* _THE PROBLEM_
Repeat the listing word for word, beginning with its first line and stopping after the line that contains "66, 1194, 67]".

* _EXERCISE INPUT_
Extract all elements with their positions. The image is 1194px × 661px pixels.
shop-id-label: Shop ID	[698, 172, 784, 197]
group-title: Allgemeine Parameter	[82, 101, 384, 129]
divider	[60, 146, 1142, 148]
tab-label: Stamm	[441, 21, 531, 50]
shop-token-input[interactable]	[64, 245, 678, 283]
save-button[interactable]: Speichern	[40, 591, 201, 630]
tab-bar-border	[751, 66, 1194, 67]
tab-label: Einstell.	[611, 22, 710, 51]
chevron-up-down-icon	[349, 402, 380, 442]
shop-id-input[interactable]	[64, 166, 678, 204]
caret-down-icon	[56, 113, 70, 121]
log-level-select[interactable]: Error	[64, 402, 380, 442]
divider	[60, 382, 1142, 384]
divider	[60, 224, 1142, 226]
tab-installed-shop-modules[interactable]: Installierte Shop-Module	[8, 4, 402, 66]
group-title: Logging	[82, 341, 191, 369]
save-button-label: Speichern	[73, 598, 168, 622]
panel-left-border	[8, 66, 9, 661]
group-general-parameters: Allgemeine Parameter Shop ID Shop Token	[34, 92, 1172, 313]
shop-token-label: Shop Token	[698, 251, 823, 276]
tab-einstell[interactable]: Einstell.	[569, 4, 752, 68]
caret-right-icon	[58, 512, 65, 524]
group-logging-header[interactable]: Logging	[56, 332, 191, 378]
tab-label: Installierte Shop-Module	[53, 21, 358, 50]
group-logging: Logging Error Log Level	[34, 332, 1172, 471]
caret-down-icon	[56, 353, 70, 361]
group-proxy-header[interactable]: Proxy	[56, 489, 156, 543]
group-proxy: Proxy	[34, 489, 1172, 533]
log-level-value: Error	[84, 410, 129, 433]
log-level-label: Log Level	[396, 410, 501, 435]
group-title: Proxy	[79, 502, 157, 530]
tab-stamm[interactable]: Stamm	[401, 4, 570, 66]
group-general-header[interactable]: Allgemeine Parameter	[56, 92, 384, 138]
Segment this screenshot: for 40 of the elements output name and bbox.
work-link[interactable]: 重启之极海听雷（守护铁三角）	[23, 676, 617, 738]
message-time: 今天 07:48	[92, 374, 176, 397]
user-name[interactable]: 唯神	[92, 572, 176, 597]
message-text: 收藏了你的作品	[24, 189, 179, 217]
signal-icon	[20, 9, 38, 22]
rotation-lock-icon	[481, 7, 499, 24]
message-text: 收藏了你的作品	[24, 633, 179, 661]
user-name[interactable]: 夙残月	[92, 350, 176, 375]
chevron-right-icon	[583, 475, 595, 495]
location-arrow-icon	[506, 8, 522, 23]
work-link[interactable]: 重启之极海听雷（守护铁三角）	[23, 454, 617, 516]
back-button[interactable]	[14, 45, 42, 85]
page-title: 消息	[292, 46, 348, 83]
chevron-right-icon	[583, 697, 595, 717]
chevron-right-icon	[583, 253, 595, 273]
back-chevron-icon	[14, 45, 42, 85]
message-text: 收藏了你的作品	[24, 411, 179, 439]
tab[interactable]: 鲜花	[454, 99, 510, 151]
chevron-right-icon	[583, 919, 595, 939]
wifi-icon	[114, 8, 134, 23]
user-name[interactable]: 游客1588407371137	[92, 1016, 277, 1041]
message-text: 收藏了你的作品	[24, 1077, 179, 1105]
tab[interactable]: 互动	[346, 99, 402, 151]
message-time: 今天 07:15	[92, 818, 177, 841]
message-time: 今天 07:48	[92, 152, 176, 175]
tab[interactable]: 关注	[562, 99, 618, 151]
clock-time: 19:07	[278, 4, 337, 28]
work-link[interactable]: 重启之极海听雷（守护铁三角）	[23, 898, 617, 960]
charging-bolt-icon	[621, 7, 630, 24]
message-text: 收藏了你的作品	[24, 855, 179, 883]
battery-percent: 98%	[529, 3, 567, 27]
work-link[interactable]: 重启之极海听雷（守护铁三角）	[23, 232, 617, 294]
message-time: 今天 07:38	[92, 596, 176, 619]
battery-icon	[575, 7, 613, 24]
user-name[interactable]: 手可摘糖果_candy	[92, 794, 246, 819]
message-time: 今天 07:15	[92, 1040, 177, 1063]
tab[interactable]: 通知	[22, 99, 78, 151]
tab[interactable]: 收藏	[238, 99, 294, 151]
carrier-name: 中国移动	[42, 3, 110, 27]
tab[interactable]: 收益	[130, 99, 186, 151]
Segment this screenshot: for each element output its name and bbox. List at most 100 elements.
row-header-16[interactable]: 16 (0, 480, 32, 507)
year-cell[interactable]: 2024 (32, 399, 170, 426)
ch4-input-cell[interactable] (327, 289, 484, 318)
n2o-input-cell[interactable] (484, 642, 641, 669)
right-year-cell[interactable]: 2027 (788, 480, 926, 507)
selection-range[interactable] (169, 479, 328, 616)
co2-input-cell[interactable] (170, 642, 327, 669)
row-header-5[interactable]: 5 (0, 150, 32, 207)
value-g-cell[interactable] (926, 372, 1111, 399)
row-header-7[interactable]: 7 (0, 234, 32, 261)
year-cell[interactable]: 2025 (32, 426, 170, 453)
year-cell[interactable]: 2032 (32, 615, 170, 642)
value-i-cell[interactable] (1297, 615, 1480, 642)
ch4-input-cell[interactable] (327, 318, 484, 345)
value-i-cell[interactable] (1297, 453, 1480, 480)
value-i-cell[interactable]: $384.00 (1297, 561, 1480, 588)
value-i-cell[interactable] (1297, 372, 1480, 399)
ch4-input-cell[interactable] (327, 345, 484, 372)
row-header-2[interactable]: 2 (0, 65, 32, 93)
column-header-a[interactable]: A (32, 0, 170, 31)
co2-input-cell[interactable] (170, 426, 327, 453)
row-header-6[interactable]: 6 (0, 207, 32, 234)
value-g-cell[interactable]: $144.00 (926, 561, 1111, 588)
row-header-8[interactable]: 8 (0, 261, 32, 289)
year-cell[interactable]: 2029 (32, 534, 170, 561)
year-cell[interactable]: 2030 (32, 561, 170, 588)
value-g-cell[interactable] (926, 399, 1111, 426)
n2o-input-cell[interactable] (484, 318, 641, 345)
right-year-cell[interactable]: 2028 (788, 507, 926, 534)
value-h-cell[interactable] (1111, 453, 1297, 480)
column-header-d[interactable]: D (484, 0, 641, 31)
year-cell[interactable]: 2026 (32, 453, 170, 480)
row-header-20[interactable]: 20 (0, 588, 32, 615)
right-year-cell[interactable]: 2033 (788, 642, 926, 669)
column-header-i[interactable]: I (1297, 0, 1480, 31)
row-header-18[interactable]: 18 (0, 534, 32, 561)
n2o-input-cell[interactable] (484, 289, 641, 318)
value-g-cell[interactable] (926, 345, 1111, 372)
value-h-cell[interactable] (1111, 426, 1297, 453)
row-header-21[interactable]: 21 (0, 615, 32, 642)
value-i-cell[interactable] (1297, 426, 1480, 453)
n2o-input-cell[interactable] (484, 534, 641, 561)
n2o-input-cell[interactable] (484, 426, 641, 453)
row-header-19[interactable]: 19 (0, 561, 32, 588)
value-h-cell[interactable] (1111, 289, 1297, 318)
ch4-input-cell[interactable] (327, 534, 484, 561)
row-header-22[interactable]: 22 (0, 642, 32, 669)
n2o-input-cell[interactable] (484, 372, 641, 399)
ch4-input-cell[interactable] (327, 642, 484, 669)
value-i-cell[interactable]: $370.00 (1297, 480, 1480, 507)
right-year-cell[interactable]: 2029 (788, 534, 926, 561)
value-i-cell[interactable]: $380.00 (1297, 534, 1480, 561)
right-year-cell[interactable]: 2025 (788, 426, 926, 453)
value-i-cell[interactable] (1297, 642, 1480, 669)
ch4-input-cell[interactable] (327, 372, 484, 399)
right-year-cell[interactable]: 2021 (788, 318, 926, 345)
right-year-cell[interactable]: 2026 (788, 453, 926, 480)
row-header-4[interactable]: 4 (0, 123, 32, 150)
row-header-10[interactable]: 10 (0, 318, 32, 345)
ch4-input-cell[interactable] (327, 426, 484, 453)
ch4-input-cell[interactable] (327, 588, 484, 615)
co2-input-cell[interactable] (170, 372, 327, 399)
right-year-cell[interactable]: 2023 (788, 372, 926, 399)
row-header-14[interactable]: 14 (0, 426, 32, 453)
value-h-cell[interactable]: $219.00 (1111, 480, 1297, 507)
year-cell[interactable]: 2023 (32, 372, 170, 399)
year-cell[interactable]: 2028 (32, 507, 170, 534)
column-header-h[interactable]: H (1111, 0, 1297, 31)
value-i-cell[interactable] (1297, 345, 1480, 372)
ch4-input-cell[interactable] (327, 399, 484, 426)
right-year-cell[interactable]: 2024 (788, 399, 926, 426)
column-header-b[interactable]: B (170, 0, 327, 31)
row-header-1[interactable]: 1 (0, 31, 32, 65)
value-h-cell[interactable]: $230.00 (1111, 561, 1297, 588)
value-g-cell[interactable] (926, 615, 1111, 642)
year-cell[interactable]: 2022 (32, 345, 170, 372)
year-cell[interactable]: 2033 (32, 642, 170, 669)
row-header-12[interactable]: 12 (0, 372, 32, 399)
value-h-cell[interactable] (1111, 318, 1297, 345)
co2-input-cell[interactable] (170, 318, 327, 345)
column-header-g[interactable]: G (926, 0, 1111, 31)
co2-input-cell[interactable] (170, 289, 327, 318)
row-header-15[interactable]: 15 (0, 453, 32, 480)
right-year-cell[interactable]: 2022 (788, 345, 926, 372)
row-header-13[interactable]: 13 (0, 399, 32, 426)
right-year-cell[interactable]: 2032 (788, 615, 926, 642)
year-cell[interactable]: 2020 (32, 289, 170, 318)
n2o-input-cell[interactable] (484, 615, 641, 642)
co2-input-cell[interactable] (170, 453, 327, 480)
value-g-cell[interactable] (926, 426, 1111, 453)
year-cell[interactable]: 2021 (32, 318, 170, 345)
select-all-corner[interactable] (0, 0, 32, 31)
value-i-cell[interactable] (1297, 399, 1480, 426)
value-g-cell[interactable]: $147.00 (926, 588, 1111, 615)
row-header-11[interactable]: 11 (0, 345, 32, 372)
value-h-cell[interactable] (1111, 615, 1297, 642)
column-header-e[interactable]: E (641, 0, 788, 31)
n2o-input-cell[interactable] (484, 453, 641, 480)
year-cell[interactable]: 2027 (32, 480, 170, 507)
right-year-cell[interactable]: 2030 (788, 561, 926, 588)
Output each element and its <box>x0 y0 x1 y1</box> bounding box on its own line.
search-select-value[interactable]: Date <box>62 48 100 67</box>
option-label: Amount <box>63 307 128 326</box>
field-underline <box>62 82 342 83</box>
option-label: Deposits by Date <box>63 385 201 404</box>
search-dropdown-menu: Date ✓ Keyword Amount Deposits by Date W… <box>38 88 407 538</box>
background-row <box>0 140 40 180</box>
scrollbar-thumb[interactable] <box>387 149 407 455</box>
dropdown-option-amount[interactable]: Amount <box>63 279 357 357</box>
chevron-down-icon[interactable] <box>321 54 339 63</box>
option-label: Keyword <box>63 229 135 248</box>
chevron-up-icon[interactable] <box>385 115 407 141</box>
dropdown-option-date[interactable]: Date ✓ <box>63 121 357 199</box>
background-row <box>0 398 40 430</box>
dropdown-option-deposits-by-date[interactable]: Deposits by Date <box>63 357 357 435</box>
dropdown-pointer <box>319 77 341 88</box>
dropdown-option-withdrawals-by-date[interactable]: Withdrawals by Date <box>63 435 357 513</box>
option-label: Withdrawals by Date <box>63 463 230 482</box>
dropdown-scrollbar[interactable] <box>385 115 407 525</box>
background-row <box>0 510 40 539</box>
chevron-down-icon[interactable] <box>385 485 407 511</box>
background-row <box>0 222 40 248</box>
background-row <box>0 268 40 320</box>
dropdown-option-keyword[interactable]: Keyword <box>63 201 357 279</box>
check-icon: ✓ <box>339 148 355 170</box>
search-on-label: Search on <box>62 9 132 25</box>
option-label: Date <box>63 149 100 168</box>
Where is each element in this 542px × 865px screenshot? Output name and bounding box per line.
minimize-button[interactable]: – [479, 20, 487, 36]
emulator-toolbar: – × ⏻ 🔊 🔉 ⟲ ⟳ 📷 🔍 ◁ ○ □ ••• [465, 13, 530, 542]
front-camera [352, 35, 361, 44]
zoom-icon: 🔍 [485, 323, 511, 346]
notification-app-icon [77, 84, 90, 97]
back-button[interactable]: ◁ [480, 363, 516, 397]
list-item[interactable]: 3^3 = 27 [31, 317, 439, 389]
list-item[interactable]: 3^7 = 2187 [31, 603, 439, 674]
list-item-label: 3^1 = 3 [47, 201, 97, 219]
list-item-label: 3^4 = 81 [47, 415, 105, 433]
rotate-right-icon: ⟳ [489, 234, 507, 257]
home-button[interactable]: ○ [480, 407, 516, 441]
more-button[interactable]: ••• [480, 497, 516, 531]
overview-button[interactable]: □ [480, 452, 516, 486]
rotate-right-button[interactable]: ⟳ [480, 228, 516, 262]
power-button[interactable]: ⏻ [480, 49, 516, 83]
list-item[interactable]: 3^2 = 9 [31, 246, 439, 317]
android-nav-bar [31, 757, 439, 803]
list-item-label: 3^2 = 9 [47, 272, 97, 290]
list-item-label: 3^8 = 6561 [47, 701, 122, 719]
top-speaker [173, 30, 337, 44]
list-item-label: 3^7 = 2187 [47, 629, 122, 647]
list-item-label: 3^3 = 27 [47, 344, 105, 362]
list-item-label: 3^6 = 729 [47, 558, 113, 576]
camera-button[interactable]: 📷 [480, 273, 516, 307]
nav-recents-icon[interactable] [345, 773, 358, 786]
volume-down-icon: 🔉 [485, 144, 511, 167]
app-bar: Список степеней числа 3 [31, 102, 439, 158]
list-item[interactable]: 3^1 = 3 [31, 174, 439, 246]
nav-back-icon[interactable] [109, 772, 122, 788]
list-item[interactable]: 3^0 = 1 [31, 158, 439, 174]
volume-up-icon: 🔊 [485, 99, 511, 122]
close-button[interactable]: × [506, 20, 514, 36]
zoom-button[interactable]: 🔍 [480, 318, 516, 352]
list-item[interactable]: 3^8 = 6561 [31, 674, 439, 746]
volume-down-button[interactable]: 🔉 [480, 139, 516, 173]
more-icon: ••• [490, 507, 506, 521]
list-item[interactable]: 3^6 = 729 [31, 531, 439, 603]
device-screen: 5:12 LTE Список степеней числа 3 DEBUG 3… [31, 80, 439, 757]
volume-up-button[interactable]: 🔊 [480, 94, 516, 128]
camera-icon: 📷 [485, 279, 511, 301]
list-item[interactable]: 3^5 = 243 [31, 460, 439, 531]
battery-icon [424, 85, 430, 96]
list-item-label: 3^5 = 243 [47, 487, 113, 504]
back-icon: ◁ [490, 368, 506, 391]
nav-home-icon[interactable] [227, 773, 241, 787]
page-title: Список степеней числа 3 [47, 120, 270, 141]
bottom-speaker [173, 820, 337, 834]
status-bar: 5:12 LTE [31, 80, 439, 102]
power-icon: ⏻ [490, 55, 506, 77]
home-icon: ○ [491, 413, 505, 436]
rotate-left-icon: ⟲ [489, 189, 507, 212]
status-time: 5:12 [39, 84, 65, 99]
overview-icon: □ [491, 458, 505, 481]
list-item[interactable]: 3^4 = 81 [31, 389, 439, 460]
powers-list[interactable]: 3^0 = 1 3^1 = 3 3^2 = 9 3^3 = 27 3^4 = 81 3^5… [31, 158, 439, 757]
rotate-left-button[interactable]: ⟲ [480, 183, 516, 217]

* _ANSWER TO THIS PROBLEM_
Extract all elements with their positions. The image is 1194px × 661px pixels.
shop-id-label: Shop ID	[698, 172, 784, 197]
group-title: Allgemeine Parameter	[82, 101, 384, 129]
divider	[60, 146, 1142, 148]
tab-label: Stamm	[441, 21, 531, 50]
shop-token-input[interactable]	[64, 245, 678, 283]
save-button[interactable]: Speichern	[40, 591, 201, 630]
tab-bar-border	[751, 66, 1194, 67]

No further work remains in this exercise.